Instruction
Scan the lines below; pull out those with "narodenia".

Data records
--- Begin ---
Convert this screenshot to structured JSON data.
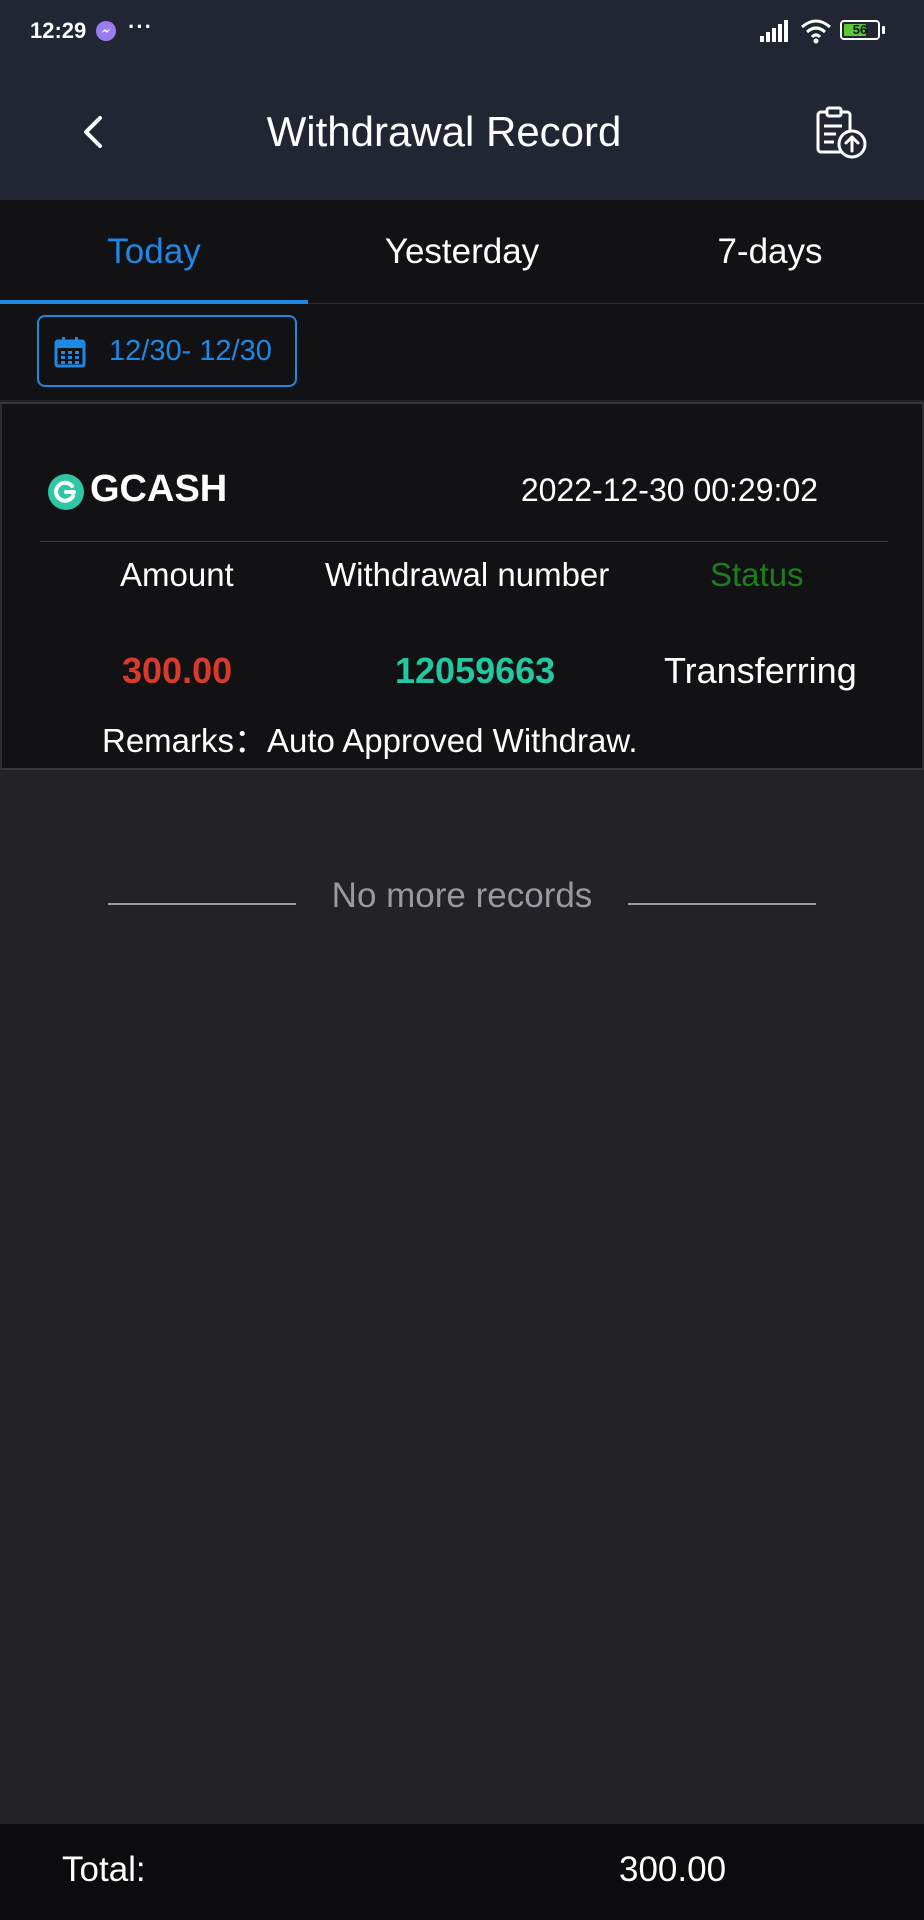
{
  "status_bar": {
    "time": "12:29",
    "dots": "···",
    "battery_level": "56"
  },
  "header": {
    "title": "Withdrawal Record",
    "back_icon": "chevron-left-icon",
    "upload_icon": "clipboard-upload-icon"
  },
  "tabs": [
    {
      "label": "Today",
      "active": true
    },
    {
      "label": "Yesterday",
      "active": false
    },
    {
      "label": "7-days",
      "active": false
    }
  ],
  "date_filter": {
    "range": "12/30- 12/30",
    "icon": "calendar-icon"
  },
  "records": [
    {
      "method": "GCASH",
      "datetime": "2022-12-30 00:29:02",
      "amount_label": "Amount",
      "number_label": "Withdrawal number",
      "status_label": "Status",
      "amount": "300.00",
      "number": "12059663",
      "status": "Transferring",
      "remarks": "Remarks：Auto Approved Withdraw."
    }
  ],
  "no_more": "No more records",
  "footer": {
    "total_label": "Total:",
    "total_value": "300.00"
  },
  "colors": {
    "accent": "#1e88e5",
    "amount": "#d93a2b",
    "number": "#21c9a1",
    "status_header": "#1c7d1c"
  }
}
--- End ---
--- Begin ---
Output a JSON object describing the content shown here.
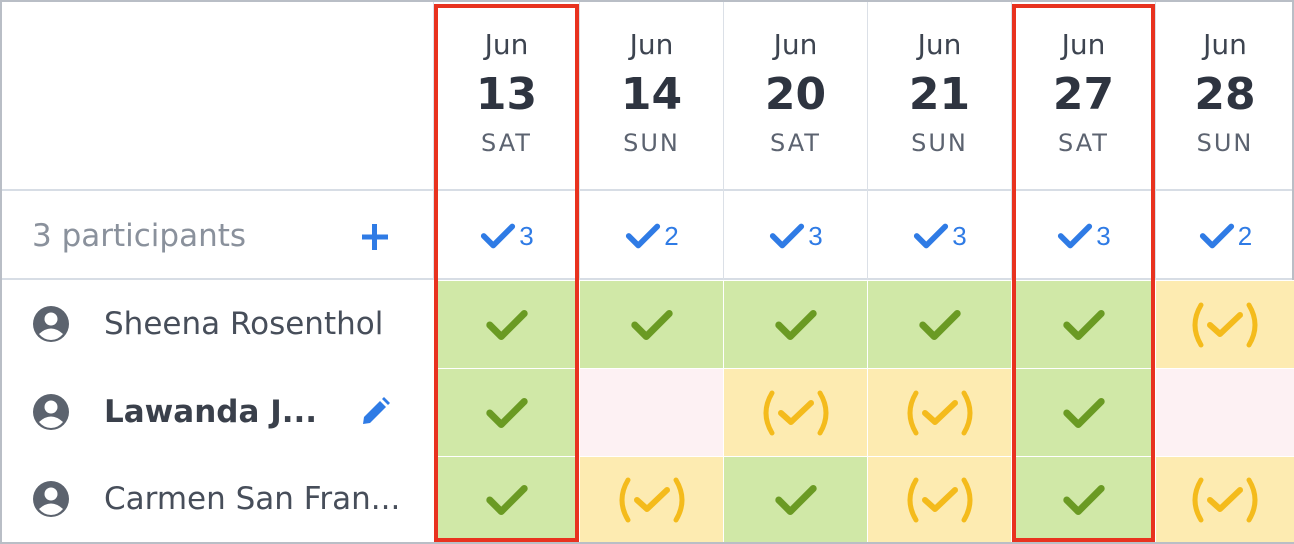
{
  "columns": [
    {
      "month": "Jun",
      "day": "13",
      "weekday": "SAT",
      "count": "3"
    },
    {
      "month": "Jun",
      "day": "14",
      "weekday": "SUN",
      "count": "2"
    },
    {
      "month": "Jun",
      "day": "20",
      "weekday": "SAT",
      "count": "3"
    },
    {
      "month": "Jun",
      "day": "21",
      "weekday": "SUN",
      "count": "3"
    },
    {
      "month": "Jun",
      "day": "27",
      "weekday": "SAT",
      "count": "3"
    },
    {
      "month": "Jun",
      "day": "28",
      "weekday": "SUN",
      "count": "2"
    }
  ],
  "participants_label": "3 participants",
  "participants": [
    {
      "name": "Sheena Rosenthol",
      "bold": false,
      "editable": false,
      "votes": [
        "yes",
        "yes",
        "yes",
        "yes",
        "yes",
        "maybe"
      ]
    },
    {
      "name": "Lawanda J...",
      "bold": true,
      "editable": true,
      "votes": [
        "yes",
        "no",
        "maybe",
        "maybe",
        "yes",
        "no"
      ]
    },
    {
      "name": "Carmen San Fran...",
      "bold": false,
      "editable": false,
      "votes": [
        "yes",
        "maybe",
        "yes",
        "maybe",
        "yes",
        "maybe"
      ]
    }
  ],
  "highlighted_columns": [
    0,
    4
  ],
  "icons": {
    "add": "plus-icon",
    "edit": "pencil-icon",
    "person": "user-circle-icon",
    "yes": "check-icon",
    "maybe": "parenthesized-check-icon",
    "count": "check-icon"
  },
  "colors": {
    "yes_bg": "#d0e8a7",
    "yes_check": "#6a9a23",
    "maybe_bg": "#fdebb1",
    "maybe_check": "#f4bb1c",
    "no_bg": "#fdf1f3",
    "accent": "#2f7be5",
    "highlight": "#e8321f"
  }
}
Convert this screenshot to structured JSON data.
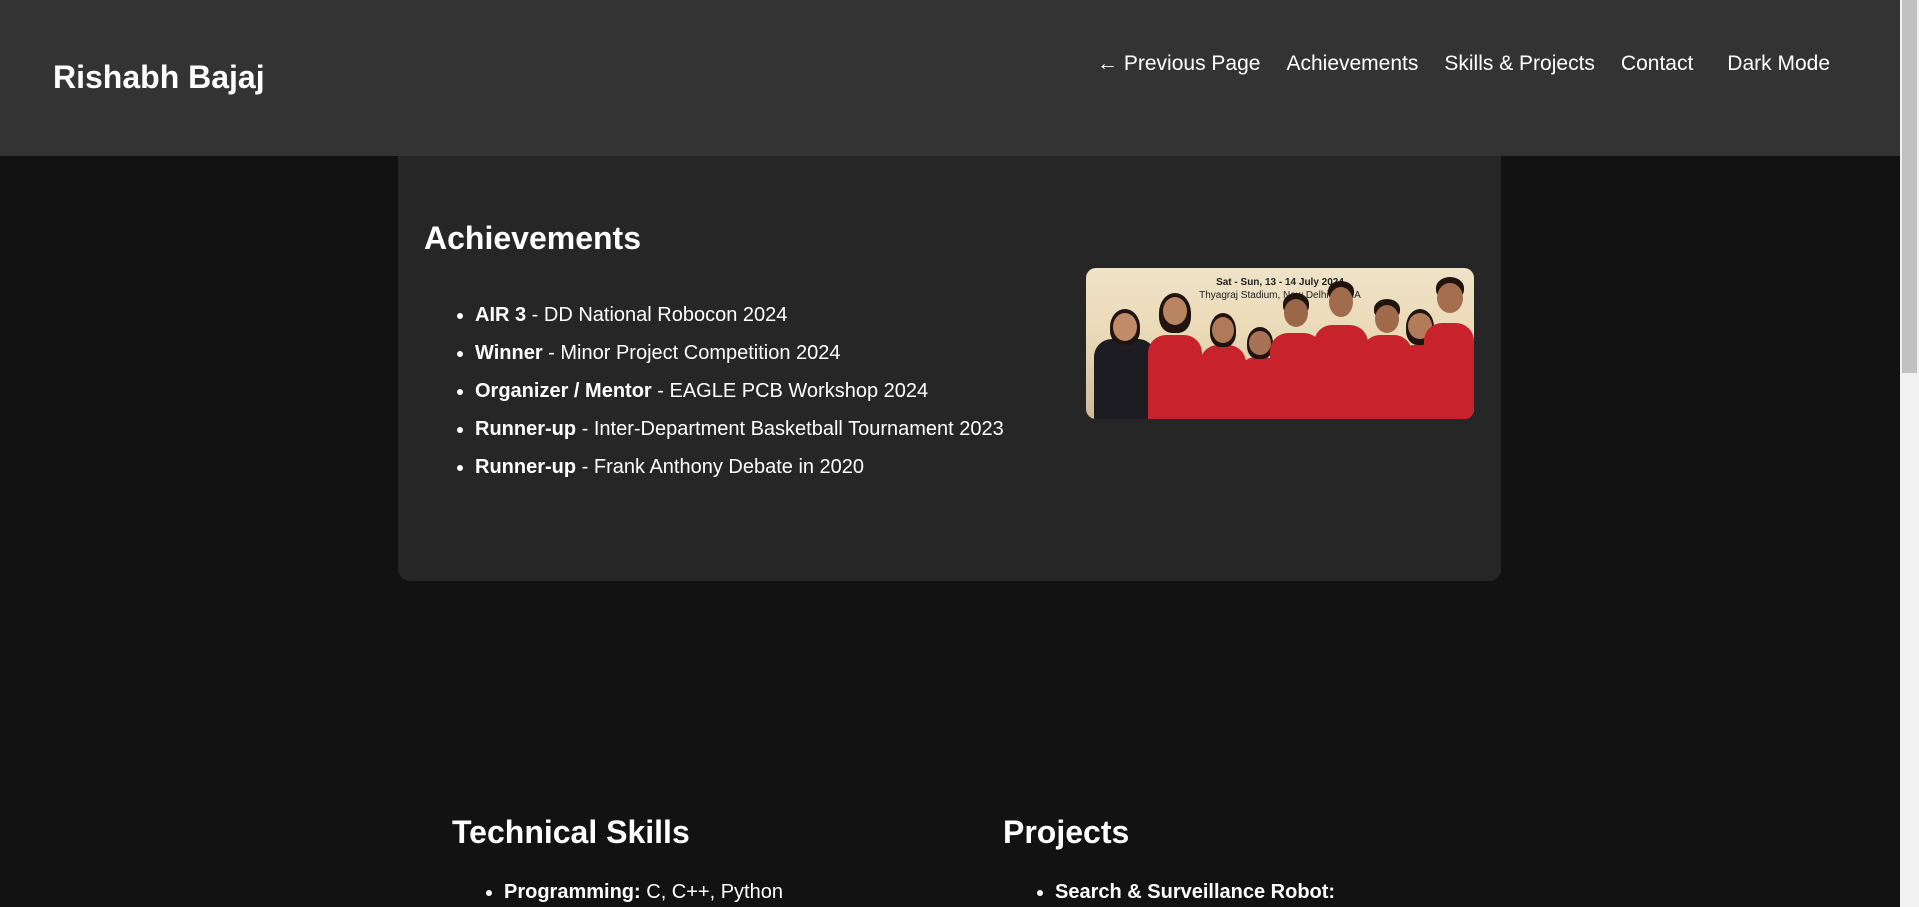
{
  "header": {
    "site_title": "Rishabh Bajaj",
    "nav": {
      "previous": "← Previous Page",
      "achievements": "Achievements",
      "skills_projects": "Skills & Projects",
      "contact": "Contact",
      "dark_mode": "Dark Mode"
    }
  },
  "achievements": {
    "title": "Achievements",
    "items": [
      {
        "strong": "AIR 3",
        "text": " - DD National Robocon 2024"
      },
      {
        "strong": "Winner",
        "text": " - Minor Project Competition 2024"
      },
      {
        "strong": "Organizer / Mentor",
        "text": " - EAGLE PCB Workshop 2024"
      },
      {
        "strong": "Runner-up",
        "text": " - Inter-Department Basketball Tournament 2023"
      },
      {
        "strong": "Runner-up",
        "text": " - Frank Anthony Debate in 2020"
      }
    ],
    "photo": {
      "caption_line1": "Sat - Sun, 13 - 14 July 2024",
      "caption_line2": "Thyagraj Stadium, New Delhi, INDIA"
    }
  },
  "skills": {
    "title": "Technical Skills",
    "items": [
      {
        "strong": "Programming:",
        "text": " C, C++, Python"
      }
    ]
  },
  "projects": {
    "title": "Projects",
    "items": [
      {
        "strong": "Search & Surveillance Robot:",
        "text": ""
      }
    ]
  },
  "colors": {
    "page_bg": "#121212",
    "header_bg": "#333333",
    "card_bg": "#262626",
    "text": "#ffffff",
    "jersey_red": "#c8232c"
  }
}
--- End ---
--- Begin ---
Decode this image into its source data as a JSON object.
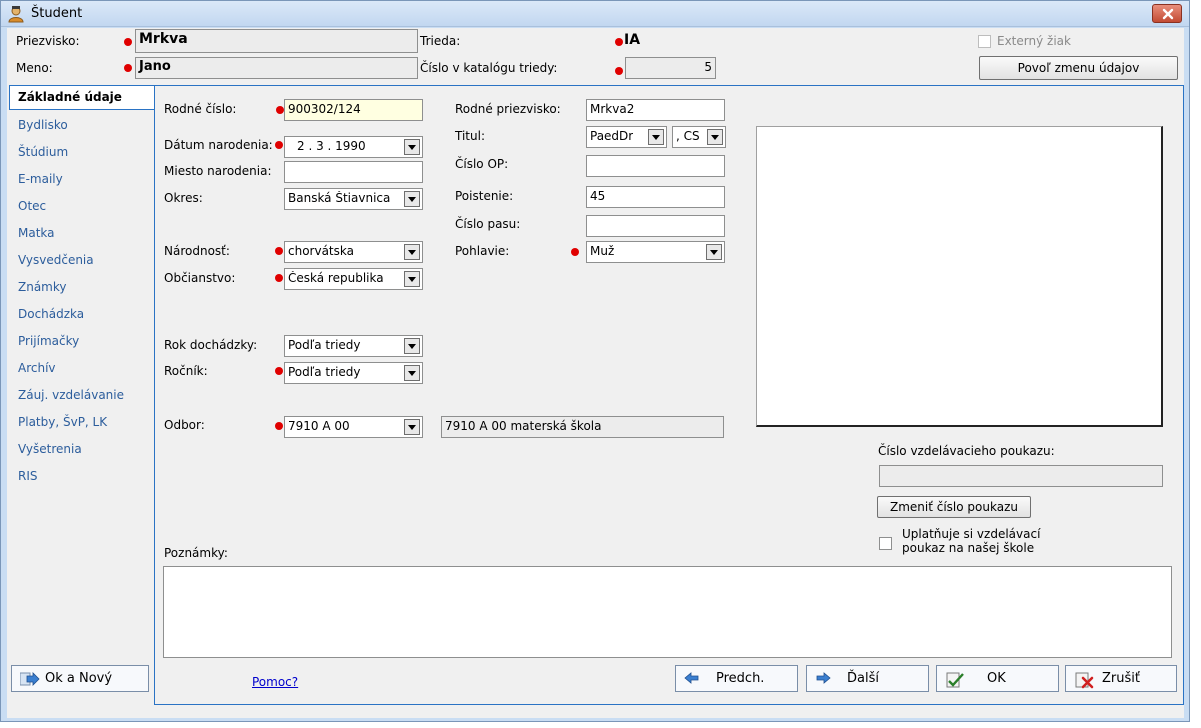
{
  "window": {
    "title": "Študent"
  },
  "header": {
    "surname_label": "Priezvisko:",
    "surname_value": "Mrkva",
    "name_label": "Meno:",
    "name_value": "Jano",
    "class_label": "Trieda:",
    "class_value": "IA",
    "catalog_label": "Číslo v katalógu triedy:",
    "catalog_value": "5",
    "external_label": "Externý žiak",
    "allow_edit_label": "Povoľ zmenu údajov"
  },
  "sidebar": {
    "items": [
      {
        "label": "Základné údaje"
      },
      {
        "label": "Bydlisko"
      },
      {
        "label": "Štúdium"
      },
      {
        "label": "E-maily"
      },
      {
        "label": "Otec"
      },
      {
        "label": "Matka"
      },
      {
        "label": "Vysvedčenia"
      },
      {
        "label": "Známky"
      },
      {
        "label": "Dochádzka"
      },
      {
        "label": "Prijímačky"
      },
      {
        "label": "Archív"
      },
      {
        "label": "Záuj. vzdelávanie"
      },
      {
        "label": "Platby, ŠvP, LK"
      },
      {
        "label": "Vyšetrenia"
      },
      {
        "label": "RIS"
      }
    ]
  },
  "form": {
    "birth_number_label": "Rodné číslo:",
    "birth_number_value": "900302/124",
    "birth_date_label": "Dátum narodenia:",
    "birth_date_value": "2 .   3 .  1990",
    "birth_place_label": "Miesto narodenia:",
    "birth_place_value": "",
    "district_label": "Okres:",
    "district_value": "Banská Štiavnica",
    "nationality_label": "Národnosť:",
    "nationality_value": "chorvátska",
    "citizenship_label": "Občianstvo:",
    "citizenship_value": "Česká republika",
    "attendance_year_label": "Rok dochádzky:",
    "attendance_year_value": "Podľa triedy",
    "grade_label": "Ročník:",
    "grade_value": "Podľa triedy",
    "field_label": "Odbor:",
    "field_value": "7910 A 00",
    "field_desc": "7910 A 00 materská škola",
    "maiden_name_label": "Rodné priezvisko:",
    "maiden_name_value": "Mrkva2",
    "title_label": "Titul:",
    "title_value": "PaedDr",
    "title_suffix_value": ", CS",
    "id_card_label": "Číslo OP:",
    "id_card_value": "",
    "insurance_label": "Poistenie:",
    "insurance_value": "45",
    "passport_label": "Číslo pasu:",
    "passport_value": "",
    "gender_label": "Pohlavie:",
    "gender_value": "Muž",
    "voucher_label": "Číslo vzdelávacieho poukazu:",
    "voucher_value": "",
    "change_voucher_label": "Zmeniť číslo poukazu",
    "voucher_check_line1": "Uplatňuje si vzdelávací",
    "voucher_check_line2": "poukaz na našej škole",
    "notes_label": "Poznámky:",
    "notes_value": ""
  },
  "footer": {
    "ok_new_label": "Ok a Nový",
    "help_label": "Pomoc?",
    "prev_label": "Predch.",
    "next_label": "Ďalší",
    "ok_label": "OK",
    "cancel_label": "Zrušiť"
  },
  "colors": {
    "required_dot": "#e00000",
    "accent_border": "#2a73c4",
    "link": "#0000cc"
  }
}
--- End ---
Complete answer
    "birth_date_label": "Dátum narodenia:",
    "birth_place_label": "Miesto narodenia:",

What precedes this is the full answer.